--- BEGIN ---

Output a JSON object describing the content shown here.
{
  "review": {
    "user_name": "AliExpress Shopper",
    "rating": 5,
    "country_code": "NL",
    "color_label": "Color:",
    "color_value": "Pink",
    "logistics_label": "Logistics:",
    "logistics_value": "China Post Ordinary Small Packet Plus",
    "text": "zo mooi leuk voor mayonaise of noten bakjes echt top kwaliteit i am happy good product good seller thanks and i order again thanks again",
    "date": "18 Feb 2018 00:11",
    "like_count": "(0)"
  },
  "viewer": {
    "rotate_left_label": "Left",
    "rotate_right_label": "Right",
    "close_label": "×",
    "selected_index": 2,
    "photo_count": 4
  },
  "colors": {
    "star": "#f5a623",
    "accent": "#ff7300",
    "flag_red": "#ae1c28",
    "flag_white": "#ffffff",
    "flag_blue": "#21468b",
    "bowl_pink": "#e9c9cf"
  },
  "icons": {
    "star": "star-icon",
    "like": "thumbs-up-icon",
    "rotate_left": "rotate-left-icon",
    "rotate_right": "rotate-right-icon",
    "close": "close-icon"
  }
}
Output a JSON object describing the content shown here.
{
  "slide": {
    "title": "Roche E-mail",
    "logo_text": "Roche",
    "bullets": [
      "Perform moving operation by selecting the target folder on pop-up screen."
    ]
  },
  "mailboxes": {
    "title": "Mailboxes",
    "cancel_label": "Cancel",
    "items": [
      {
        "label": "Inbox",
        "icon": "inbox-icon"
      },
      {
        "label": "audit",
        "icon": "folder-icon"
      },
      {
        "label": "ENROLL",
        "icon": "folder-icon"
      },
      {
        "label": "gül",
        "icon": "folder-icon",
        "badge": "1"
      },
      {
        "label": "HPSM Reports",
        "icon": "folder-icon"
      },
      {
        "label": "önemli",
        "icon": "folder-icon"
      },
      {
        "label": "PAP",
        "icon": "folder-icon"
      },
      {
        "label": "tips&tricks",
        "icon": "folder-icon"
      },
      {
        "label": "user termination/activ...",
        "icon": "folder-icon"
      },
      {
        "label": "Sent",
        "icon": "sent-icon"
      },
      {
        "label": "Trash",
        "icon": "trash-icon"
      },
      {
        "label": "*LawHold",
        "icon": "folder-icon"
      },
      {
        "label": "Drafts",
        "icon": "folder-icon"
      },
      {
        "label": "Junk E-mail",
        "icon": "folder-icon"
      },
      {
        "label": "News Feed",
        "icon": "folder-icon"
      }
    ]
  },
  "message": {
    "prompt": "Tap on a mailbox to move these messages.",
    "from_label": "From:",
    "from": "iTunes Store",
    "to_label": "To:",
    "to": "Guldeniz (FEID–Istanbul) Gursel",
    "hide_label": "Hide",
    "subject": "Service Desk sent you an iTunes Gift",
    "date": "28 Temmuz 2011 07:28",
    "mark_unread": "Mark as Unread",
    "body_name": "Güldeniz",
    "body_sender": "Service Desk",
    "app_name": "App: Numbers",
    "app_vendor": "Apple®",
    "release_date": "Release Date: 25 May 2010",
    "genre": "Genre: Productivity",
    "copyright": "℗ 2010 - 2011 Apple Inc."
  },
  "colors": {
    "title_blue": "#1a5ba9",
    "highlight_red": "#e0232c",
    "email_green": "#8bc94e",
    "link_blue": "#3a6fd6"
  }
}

--- END ---

**What the exercise asks**
Return the entries above exactly as they appear.

**Solution below**
Output a JSON object describing the content shown here.
{
  "review": {
    "user_name": "AliExpress Shopper",
    "rating": 5,
    "country_code": "NL",
    "color_label": "Color:",
    "color_value": "Pink",
    "logistics_label": "Logistics:",
    "logistics_value": "China Post Ordinary Small Packet Plus",
    "text": "zo mooi leuk voor mayonaise of noten bakjes echt top kwaliteit i am happy good product good seller thanks and i order again thanks again",
    "date": "18 Feb 2018 00:11",
    "like_count": "(0)"
  },
  "viewer": {
    "rotate_left_label": "Left",
    "rotate_right_label": "Right",
    "close_label": "×",
    "selected_index": 2,
    "photo_count": 4
  },
  "colors": {
    "star": "#f5a623",
    "accent": "#ff7300",
    "flag_red": "#ae1c28",
    "flag_white": "#ffffff",
    "flag_blue": "#21468b",
    "bowl_pink": "#e9c9cf"
  },
  "icons": {
    "star": "star-icon",
    "like": "thumbs-up-icon",
    "rotate_left": "rotate-left-icon",
    "rotate_right": "rotate-right-icon",
    "close": "close-icon"
  }
}
Output a JSON object describing the content shown here.
{
  "slide": {
    "title": "Roche E-mail",
    "logo_text": "Roche",
    "bullets": [
      "Perform moving operation by selecting the target folder on pop-up screen."
    ]
  },
  "mailboxes": {
    "title": "Mailboxes",
    "cancel_label": "Cancel",
    "items": [
      {
        "label": "Inbox",
        "icon": "inbox-icon"
      },
      {
        "label": "audit",
        "icon": "folder-icon"
      },
      {
        "label": "ENROLL",
        "icon": "folder-icon"
      },
      {
        "label": "gül",
        "icon": "folder-icon",
        "badge": "1"
      },
      {
        "label": "HPSM Reports",
        "icon": "folder-icon"
      },
      {
        "label": "önemli",
        "icon": "folder-icon"
      },
      {
        "label": "PAP",
        "icon": "folder-icon"
      },
      {
        "label": "tips&tricks",
        "icon": "folder-icon"
      },
      {
        "label": "user termination/activ...",
        "icon": "folder-icon"
      },
      {
        "label": "Sent",
        "icon": "sent-icon"
      },
      {
        "label": "Trash",
        "icon": "trash-icon"
      },
      {
        "label": "*LawHold",
        "icon": "folder-icon"
      },
      {
        "label": "Drafts",
        "icon": "folder-icon"
      },
      {
        "label": "Junk E-mail",
        "icon": "folder-icon"
      },
      {
        "label": "News Feed",
        "icon": "folder-icon"
      }
    ]
  },
  "message": {
    "prompt": "Tap on a mailbox to move these messages.",
    "from_label": "From:",
    "from": "iTunes Store",
    "to_label": "To:",
    "to": "Guldeniz (FEID–Istanbul) Gursel",
    "hide_label": "Hide",
    "subject": "Service Desk sent you an iTunes Gift",
    "date": "28 Temmuz 2011 07:28",
    "mark_unread": "Mark as Unread",
    "body_name": "Güldeniz",
    "body_sender": "Service Desk",
    "app_name": "App: Numbers",
    "app_vendor": "Apple®",
    "release_date": "Release Date: 25 May 2010",
    "genre": "Genre: Productivity",
    "copyright": "℗ 2010 - 2011 Apple Inc."
  },
  "colors": {
    "title_blue": "#1a5ba9",
    "highlight_red": "#e0232c",
    "email_green": "#8bc94e",
    "link_blue": "#3a6fd6"
  }
}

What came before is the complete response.